Raw records
• • •
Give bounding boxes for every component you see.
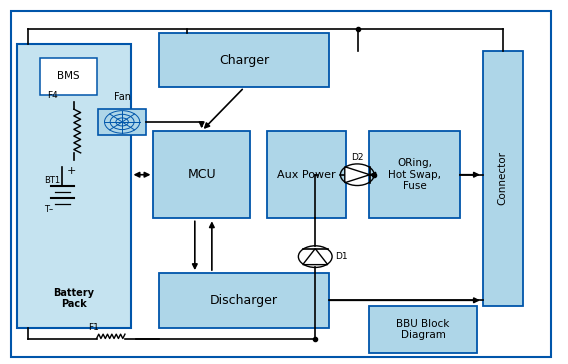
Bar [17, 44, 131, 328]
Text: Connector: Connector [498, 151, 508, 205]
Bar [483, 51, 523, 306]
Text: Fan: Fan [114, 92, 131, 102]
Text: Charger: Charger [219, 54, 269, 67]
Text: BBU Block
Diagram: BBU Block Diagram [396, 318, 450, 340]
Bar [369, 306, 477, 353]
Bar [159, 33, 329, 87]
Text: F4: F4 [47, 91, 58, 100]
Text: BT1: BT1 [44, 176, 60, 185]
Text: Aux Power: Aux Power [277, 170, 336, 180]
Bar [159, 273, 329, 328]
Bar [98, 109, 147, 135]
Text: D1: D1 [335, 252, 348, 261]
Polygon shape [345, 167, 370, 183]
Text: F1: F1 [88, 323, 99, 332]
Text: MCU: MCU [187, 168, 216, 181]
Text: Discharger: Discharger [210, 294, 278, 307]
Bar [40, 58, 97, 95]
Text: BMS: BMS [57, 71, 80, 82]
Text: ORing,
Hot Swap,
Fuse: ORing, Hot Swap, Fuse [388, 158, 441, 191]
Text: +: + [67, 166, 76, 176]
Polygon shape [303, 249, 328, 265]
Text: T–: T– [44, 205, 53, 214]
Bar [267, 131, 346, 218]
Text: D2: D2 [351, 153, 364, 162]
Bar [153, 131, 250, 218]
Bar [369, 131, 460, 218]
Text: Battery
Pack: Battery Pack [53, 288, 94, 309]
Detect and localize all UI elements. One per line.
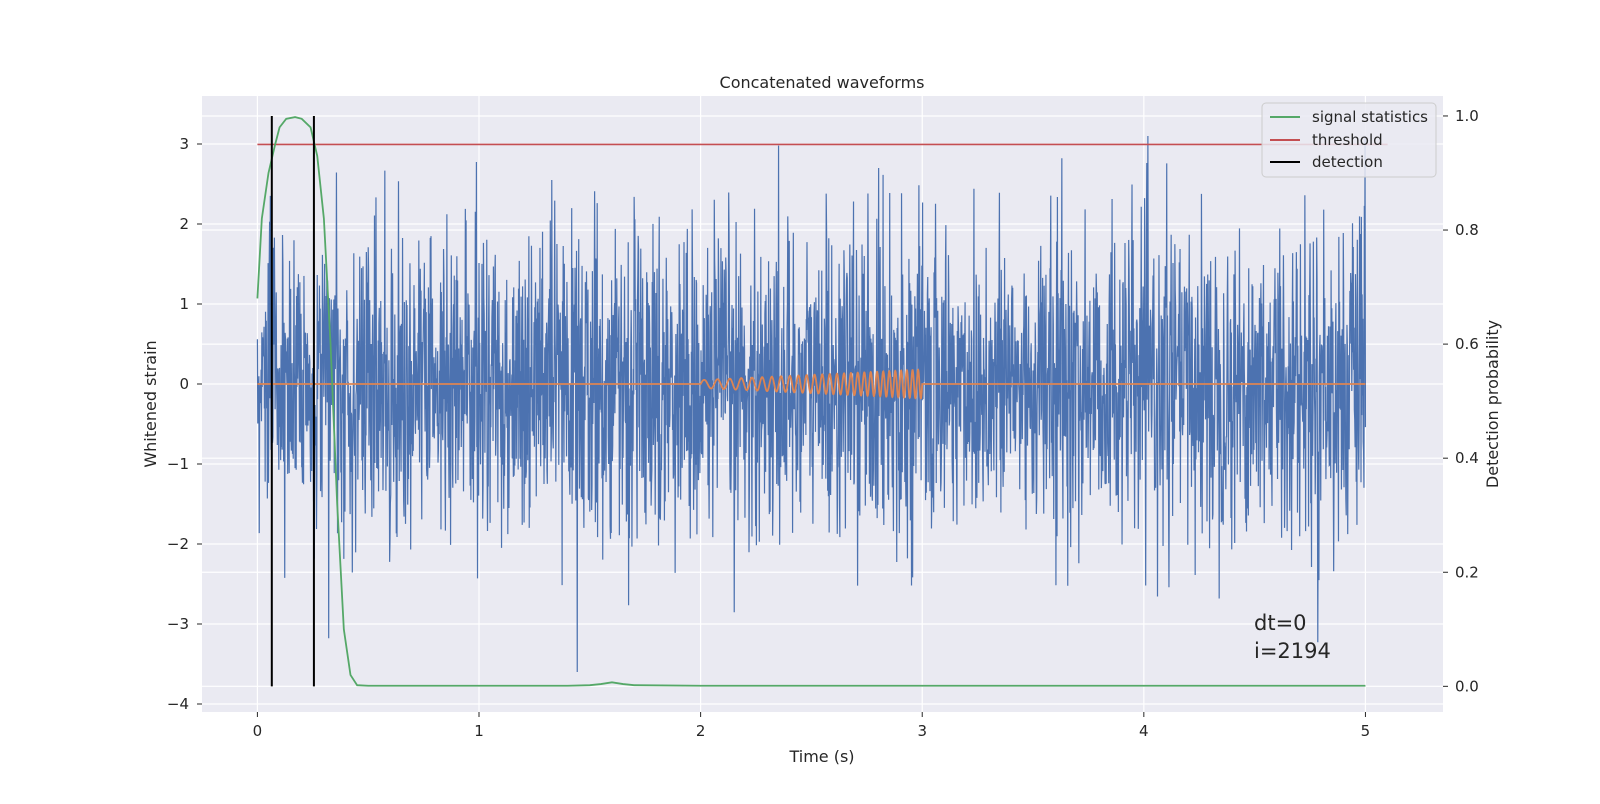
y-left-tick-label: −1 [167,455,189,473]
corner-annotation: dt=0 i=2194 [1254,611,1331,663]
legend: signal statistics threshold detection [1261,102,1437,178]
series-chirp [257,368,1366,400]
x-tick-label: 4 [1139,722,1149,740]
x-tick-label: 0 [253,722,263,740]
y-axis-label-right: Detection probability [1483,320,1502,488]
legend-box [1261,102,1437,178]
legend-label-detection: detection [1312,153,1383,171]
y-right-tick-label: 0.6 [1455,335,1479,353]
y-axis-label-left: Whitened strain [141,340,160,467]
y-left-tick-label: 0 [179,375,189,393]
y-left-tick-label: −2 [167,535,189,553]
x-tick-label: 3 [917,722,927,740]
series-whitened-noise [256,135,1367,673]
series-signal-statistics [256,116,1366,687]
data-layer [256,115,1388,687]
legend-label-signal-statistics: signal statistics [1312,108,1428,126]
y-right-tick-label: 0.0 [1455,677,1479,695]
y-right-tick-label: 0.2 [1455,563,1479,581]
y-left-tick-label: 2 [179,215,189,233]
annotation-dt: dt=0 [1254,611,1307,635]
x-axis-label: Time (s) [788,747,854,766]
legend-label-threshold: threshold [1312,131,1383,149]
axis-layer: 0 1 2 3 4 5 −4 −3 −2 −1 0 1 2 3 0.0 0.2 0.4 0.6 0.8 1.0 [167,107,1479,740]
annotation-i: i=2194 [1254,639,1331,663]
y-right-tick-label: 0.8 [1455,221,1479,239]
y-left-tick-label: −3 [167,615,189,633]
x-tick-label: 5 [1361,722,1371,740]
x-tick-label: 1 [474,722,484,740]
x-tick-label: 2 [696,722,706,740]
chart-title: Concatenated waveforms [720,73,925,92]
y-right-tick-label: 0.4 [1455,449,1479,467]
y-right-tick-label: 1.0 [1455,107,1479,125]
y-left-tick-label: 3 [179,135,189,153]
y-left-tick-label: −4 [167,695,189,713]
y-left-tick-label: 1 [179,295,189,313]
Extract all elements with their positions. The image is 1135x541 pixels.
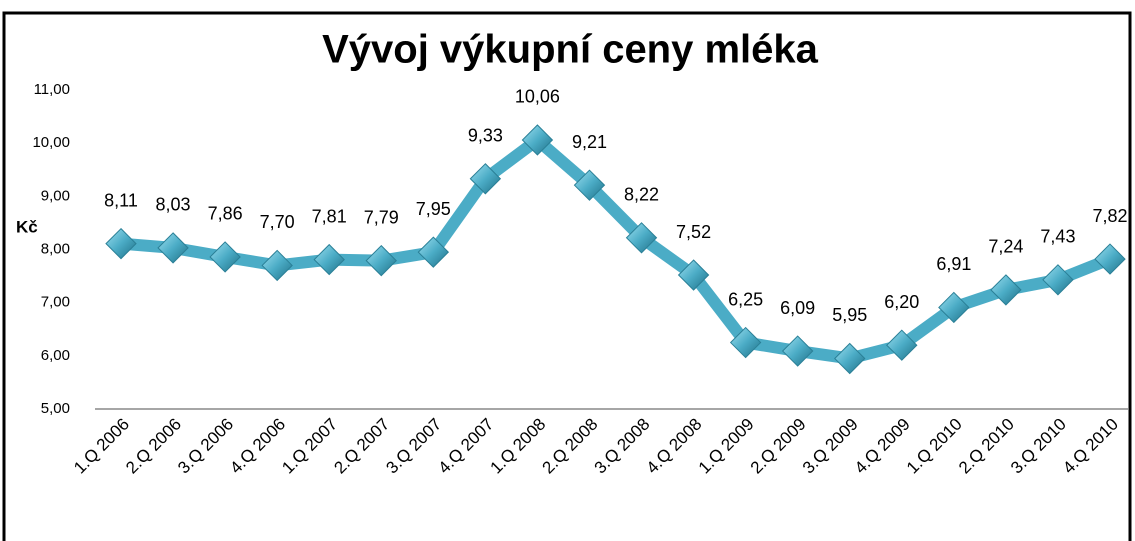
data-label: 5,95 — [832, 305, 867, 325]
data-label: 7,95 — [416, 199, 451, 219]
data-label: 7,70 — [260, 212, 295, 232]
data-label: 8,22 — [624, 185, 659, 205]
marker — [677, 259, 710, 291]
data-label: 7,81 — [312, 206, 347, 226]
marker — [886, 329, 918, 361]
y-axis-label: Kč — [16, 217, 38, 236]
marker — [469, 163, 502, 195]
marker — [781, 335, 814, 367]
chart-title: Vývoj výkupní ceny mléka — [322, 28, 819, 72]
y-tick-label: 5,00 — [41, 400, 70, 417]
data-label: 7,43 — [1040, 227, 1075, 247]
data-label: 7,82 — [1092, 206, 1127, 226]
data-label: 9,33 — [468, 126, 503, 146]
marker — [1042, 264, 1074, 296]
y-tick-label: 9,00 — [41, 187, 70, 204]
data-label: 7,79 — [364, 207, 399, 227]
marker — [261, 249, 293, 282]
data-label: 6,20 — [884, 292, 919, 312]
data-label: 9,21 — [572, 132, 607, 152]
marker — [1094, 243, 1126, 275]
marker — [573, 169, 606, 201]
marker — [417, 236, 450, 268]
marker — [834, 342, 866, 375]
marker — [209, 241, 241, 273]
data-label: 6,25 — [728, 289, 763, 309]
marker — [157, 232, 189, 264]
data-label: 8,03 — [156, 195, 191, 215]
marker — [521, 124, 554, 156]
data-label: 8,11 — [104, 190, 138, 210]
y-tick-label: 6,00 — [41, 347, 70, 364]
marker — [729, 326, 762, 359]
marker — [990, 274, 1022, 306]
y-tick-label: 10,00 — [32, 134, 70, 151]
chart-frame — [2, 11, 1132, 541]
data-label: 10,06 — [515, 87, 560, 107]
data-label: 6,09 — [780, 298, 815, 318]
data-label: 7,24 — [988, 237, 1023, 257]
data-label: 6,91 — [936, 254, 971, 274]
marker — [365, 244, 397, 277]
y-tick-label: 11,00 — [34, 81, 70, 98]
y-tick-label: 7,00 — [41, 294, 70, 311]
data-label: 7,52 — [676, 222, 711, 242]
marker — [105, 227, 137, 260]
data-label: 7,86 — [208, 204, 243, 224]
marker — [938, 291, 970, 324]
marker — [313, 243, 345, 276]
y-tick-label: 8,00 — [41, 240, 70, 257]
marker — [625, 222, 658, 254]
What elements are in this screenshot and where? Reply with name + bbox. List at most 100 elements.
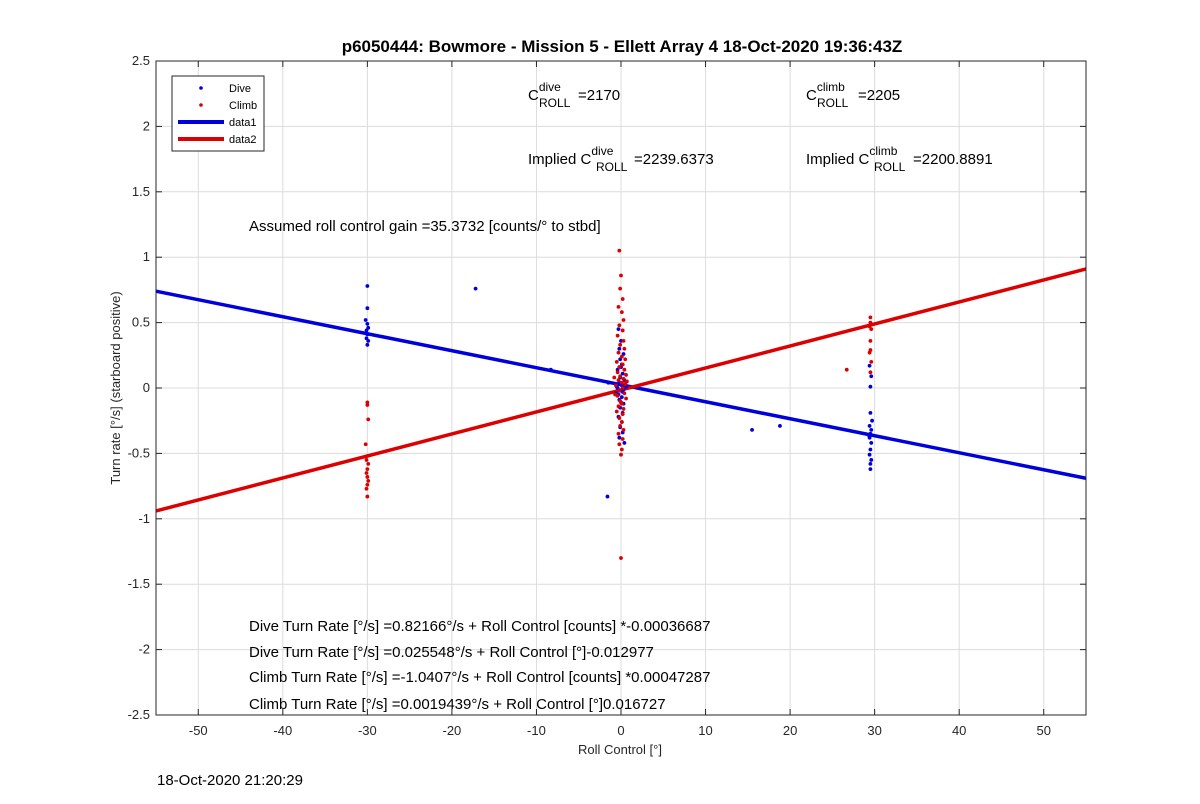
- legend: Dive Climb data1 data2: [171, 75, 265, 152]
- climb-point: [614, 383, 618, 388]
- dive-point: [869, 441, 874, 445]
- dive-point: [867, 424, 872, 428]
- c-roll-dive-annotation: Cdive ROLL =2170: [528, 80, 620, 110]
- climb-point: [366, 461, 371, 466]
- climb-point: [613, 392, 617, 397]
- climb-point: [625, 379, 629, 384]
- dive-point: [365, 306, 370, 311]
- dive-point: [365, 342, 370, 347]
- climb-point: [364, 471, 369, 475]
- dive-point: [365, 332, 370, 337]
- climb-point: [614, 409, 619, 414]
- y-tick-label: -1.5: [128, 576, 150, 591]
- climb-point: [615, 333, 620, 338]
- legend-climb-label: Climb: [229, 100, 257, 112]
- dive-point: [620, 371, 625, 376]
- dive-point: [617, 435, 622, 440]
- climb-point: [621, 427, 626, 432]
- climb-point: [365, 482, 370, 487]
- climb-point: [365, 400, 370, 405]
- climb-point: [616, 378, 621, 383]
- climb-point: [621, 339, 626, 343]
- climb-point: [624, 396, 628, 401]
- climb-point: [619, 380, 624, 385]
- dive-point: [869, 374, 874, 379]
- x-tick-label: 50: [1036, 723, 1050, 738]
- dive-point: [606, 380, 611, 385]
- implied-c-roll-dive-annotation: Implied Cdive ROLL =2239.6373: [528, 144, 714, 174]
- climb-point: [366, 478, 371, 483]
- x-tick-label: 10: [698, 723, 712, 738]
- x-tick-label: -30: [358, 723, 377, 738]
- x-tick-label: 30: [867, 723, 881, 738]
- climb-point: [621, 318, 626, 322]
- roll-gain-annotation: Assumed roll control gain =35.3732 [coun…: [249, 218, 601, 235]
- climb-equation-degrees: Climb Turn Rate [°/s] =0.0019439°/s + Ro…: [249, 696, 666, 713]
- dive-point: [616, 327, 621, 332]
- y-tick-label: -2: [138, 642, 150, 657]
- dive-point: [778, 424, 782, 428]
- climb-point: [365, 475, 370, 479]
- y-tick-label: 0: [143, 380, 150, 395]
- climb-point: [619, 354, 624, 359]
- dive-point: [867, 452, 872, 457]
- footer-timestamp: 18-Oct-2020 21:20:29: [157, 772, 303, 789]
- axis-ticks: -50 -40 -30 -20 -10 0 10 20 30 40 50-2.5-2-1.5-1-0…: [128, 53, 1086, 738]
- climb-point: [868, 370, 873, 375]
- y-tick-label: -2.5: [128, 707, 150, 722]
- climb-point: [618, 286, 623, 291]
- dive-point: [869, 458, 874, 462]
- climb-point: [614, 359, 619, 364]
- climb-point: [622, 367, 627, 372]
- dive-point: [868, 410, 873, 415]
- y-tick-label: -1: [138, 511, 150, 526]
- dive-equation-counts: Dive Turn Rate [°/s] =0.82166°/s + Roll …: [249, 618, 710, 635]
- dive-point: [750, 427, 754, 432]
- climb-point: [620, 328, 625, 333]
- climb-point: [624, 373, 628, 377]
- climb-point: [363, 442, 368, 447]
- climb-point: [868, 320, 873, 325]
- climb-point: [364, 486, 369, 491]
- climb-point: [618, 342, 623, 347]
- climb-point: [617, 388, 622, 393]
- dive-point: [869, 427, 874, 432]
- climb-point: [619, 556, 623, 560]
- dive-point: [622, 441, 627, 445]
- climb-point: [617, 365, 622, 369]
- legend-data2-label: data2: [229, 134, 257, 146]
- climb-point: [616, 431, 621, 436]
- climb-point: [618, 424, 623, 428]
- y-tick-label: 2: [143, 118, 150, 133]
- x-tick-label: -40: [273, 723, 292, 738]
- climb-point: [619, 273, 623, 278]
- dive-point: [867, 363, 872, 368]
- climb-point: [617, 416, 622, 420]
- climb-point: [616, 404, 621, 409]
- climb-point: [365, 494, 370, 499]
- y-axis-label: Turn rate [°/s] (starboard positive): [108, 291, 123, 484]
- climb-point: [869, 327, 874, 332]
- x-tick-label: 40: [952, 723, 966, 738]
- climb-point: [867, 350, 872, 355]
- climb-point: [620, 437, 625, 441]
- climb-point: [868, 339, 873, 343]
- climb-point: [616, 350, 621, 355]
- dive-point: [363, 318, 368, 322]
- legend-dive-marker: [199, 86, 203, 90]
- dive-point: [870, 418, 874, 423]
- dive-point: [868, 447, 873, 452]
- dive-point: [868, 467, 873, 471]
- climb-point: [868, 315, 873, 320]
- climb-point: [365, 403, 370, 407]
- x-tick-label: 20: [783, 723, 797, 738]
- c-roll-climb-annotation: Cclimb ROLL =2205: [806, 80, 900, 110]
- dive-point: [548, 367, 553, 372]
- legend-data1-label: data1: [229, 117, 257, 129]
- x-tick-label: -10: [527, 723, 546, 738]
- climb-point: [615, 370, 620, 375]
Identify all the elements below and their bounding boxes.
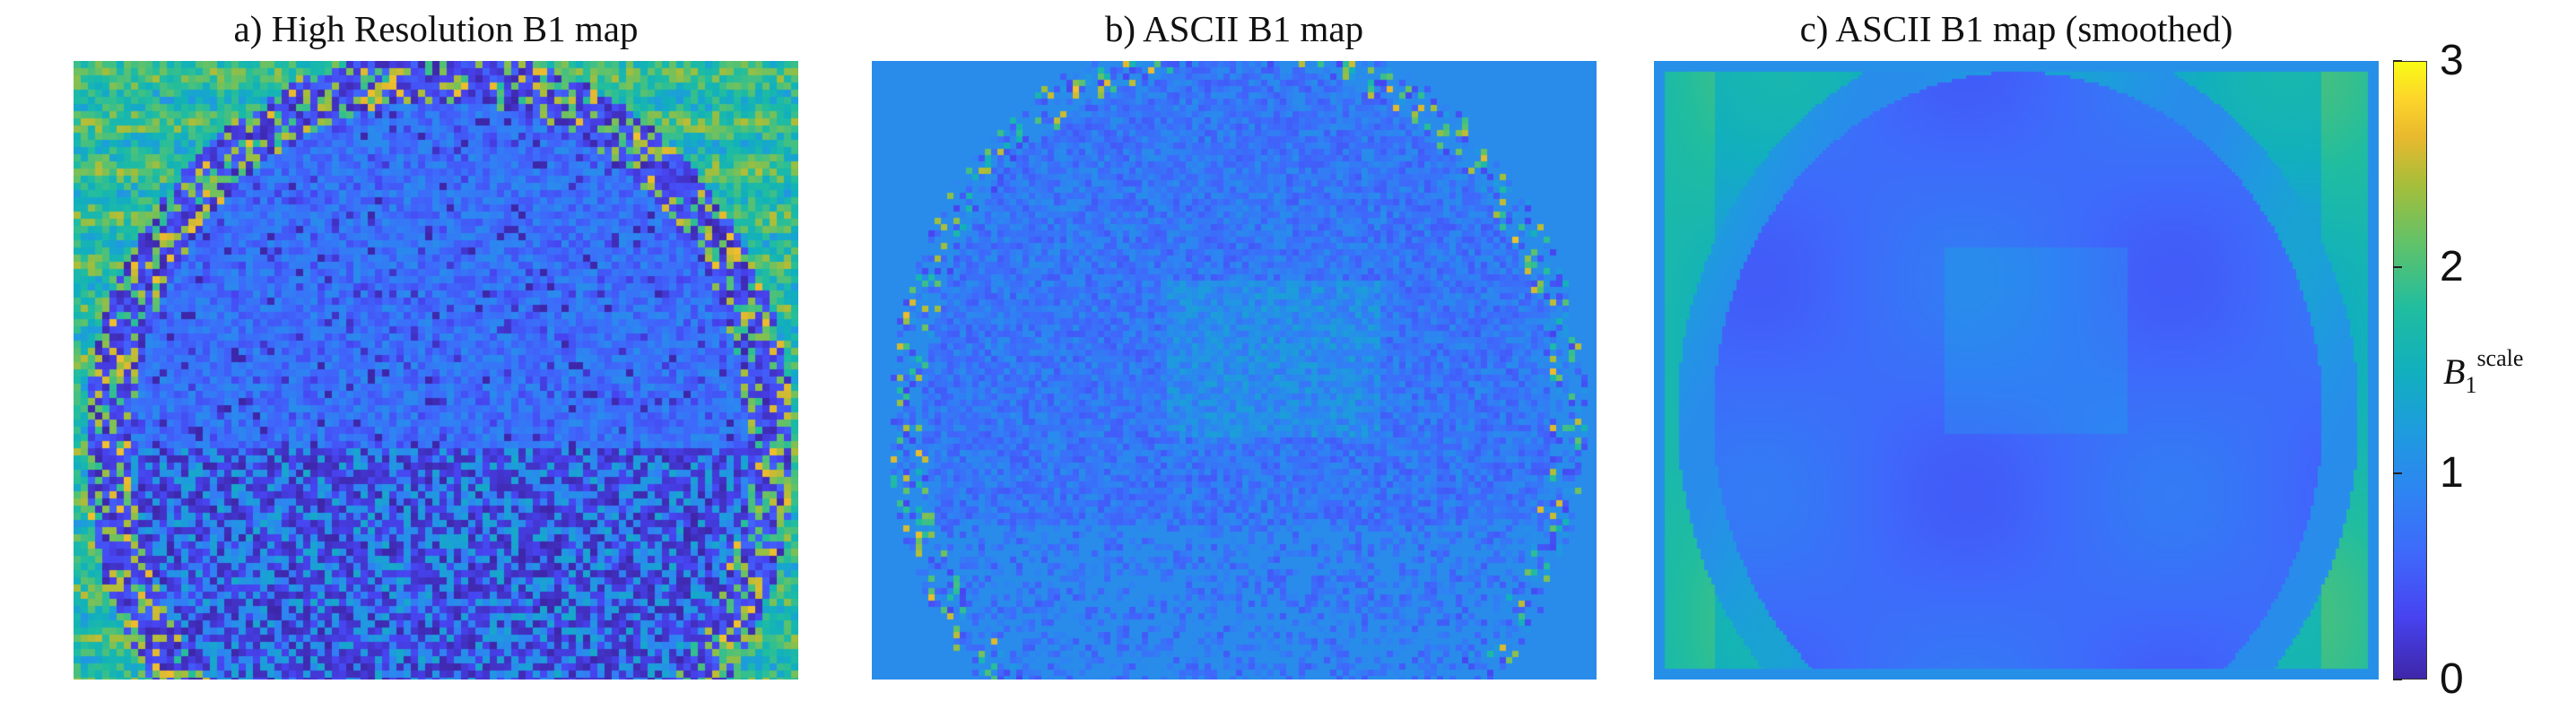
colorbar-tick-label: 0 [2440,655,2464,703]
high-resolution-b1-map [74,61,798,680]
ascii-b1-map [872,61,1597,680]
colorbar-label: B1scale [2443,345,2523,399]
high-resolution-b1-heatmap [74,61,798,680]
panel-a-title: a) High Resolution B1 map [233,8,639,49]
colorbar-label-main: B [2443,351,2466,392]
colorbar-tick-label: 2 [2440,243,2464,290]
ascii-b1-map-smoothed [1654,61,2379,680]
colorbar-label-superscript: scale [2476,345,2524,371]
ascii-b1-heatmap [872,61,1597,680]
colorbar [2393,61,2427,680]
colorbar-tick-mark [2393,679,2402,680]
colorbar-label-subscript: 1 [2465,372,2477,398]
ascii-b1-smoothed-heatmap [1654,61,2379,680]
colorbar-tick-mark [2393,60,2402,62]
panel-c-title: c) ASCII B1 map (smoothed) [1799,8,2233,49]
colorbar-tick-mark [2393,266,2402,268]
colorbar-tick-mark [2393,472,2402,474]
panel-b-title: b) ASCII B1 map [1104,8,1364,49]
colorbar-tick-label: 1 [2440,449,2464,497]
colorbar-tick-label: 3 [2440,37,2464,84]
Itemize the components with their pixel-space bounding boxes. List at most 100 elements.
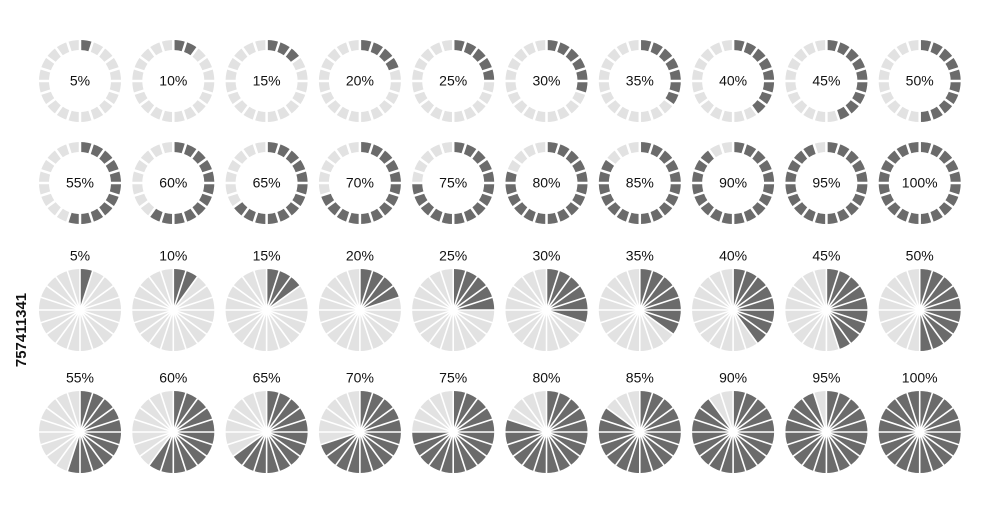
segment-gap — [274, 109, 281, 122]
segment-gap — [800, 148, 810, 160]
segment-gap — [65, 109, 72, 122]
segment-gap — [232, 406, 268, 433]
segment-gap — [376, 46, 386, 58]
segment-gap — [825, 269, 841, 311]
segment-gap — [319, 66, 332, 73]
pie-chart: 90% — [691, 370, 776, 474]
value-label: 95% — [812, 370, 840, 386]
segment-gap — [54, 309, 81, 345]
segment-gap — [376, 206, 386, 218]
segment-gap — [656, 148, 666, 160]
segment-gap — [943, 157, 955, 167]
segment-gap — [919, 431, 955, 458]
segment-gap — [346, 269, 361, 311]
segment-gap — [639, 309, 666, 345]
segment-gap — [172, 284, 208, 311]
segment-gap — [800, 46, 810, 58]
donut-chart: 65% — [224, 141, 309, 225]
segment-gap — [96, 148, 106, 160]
• • •
* [Task details]: Output everything from the line containing "data-label: 5,95 — [832, 305, 867, 325]" down to the line containing "data-label: 9,21 — [572, 132, 607, 152]", both included, as a Markdown table with the columns Row and Line. Number the rows and leave out any blank lines.

* [Solution for this exercise]:
| Row | Line |
|---|---|
| 1 | data-label: 5,95 — [832, 305, 867, 325] |
| 2 | data-label: 7,95 — [416, 199, 451, 219] |
| 3 | data-label: 7,70 — [260, 212, 295, 232] |
| 4 | data-label: 8,22 — [624, 185, 659, 205] |
| 5 | marker — [677, 259, 710, 291] |
| 6 | data-label: 7,81 — [312, 206, 347, 226] |
| 7 | marker — [886, 329, 918, 361] |
| 8 | y-axis-label: Kč — [16, 217, 38, 236] |
| 9 | marker — [469, 163, 502, 195] |
| 10 | marker — [781, 335, 814, 367] |
| 11 | chart-title: Vývoj výkupní ceny mléka — [322, 28, 819, 72] |
| 12 | y-tick-label: 5,00 — [41, 400, 70, 417] |
| 13 | data-label: 7,43 — [1040, 227, 1075, 247] |
| 14 | data-label: 7,82 — [1092, 206, 1127, 226] |
| 15 | data-label: 9,33 — [468, 126, 503, 146] |
| 16 | marker — [1042, 264, 1074, 296] |
| 17 | y-tick-label: 9,00 — [41, 187, 70, 204] |
| 18 | data-label: 7,79 — [364, 207, 399, 227] |
| 19 | marker — [261, 249, 293, 282] |
| 20 | data-label: 6,20 — [884, 292, 919, 312] |
| 21 | data-label: 9,21 — [572, 132, 607, 152] |